Your task:
Below are some entries. Copy each line that holds the string "PLATE".

Data to process:
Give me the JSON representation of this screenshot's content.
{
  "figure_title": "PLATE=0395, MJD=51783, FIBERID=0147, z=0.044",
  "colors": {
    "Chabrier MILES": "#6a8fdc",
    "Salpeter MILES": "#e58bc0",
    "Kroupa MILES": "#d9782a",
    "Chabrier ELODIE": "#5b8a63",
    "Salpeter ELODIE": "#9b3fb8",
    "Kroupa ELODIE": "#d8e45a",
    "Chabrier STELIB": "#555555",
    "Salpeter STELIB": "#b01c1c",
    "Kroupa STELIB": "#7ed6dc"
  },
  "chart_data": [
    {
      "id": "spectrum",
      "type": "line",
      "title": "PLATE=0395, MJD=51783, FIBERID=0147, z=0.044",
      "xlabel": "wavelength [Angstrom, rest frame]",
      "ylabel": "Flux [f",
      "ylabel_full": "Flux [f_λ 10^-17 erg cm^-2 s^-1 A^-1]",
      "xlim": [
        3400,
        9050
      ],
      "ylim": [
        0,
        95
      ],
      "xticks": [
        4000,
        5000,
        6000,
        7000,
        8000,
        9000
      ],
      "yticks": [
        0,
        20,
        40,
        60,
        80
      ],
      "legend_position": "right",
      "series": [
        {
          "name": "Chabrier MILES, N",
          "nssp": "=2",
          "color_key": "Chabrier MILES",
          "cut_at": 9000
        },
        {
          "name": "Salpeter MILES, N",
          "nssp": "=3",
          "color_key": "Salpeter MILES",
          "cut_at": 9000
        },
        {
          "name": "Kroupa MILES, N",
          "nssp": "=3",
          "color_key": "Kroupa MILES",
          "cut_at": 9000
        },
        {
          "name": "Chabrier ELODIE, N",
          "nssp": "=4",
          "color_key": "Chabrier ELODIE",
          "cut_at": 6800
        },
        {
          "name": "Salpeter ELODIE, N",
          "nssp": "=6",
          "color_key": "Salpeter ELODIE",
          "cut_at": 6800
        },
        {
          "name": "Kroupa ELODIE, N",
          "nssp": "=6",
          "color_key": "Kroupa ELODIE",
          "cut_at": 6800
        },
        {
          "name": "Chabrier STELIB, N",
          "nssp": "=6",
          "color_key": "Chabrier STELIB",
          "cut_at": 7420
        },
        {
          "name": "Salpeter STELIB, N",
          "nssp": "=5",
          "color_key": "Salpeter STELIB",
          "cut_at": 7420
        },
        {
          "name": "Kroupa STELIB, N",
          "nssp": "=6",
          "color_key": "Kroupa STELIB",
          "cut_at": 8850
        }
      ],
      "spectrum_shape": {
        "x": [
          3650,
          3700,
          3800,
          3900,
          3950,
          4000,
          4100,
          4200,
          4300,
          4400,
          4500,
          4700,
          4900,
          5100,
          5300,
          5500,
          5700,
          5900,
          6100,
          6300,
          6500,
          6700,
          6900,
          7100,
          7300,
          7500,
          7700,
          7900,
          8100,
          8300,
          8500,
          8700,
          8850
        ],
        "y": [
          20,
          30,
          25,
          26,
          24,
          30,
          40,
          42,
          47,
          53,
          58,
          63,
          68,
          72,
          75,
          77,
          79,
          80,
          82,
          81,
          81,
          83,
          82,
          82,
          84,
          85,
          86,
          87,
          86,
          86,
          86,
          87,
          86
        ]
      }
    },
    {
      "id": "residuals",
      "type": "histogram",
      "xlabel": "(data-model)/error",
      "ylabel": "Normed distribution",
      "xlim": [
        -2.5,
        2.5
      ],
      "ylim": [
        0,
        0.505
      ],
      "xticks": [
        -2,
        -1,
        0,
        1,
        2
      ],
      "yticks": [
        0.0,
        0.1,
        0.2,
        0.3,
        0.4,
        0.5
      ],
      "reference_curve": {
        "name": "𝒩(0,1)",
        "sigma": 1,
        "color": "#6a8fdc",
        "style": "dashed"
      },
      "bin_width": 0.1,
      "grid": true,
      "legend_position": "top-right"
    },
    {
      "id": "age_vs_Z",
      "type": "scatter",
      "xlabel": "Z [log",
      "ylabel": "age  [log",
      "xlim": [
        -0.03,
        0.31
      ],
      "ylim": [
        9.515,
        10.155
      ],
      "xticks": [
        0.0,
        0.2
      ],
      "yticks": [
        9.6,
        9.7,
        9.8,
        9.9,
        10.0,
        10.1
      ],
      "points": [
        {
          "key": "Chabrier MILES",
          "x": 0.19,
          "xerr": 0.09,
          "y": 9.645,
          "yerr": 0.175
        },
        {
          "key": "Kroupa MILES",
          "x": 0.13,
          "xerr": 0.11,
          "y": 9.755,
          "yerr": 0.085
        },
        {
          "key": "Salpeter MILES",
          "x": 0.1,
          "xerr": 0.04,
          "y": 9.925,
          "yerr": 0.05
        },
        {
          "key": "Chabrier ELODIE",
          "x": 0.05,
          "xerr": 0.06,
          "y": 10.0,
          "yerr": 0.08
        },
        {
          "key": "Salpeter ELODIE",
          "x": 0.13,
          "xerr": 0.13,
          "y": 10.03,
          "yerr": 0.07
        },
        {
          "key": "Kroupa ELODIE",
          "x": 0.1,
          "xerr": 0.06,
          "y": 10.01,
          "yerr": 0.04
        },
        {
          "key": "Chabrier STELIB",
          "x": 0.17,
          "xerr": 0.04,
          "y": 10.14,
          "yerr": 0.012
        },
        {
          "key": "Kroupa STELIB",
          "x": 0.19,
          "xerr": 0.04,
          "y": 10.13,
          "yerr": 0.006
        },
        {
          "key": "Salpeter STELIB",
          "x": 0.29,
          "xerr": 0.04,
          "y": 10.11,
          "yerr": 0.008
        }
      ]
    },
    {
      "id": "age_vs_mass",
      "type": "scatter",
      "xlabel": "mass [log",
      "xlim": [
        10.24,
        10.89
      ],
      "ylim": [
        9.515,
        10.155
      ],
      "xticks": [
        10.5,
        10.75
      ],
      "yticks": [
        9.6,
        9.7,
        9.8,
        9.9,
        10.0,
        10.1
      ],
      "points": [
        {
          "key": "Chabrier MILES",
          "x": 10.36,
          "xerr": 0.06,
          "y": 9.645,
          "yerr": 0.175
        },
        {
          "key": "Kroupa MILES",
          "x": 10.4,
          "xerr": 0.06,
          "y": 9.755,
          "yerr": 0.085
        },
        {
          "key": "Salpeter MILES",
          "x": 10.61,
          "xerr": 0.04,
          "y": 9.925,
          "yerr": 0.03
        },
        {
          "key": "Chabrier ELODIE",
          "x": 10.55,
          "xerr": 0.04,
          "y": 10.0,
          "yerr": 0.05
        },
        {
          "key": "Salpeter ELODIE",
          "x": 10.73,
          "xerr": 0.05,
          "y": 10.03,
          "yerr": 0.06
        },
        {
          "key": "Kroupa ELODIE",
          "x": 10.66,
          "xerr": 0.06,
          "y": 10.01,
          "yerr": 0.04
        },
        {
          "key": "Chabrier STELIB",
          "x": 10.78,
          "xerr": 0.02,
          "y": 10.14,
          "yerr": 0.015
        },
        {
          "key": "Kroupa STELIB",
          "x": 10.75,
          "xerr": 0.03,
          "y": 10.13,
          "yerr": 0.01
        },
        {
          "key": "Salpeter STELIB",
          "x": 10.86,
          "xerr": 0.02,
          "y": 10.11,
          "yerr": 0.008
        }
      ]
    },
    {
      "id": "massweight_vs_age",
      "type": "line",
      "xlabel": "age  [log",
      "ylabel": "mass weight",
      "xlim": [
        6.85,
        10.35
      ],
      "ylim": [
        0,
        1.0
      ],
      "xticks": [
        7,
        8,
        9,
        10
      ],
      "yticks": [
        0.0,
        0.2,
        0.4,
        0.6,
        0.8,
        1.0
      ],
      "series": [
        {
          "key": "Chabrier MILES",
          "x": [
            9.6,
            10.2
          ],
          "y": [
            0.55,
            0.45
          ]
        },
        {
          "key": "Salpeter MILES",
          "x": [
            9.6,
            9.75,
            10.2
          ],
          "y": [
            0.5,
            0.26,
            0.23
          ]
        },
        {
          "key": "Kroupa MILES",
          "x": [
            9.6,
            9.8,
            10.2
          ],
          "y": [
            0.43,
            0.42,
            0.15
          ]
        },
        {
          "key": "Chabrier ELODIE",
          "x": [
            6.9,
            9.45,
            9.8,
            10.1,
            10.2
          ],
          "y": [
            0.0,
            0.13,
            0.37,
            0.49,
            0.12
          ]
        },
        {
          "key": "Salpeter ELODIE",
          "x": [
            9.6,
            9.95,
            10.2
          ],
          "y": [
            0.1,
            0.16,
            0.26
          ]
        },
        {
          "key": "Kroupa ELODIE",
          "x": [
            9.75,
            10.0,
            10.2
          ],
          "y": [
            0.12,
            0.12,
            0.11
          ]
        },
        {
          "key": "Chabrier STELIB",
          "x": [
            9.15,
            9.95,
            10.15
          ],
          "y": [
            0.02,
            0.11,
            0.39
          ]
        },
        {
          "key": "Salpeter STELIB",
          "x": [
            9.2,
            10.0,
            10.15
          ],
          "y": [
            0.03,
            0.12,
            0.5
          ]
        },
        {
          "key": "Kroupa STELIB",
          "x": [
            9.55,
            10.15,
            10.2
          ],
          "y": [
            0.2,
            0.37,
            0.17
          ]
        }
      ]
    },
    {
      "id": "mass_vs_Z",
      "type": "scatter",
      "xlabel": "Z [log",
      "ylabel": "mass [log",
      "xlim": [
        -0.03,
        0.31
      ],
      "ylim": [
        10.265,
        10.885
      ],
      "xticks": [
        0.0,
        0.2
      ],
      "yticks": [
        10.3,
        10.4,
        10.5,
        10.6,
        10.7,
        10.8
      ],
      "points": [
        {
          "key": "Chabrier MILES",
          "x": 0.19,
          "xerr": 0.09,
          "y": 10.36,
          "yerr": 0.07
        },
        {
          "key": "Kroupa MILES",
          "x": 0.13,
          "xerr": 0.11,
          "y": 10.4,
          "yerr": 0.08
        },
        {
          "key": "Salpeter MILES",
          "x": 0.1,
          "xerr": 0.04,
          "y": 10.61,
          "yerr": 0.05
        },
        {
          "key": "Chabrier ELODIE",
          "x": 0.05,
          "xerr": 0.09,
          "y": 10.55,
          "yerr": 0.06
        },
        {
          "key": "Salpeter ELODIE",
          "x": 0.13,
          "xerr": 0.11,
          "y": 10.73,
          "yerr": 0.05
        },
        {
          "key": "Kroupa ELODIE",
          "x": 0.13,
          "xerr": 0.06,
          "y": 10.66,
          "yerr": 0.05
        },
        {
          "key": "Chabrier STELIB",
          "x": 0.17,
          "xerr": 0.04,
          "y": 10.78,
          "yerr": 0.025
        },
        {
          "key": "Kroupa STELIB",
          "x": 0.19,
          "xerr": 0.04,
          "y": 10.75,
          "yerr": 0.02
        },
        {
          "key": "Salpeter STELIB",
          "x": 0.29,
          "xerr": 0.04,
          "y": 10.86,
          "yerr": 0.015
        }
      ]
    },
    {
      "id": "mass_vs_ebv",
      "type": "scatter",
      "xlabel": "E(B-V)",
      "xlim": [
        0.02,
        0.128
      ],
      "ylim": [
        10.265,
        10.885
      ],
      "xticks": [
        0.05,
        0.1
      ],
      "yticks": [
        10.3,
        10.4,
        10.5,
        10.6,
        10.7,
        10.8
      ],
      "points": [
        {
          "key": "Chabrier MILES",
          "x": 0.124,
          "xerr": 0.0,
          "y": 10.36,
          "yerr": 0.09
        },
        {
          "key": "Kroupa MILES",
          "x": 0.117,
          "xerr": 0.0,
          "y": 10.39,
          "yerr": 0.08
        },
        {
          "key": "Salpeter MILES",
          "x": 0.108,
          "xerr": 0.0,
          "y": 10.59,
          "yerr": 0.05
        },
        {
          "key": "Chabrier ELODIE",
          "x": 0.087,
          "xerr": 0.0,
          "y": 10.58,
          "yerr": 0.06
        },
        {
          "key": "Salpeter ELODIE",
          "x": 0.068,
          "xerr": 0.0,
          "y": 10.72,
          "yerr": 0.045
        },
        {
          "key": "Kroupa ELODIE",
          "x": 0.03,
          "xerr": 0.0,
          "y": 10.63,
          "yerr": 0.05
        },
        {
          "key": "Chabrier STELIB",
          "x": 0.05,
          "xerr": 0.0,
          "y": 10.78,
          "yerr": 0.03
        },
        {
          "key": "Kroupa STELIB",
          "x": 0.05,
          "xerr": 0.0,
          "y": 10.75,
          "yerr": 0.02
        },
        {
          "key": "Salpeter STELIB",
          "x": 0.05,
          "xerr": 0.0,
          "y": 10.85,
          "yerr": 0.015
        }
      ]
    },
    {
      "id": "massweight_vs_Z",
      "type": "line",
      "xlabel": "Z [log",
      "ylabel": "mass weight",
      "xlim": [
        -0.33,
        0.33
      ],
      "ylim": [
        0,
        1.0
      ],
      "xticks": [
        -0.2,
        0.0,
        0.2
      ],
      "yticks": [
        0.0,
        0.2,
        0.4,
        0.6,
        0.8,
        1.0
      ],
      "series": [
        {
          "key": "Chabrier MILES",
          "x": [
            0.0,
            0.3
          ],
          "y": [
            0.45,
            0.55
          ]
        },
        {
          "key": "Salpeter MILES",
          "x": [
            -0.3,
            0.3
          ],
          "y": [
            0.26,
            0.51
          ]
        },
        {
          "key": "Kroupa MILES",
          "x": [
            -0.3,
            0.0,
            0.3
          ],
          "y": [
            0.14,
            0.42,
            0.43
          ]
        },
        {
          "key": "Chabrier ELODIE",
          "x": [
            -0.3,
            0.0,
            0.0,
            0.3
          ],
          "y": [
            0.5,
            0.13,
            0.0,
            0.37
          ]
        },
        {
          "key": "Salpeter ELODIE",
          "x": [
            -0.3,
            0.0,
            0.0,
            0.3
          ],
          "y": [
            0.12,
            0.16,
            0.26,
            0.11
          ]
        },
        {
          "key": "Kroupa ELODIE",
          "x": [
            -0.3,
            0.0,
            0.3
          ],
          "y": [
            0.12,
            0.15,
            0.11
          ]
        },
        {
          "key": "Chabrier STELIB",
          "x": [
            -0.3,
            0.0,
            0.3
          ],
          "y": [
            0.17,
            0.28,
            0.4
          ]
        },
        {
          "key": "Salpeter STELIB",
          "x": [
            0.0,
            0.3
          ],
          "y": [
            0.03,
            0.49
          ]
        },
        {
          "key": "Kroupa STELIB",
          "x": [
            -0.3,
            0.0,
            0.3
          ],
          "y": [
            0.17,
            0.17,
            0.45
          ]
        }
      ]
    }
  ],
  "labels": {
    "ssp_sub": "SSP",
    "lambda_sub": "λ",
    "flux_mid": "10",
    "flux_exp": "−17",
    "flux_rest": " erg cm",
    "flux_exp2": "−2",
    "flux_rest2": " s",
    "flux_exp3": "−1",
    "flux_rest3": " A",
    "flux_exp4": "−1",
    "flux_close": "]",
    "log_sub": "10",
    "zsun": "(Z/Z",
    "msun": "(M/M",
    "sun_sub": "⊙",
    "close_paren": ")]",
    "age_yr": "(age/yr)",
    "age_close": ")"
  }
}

Reply to the exercise:
  "figure_title": "PLATE=0395, MJD=51783, FIBERID=0147, z=0.044",
      "title": "PLATE=0395, MJD=51783, FIBERID=0147, z=0.044",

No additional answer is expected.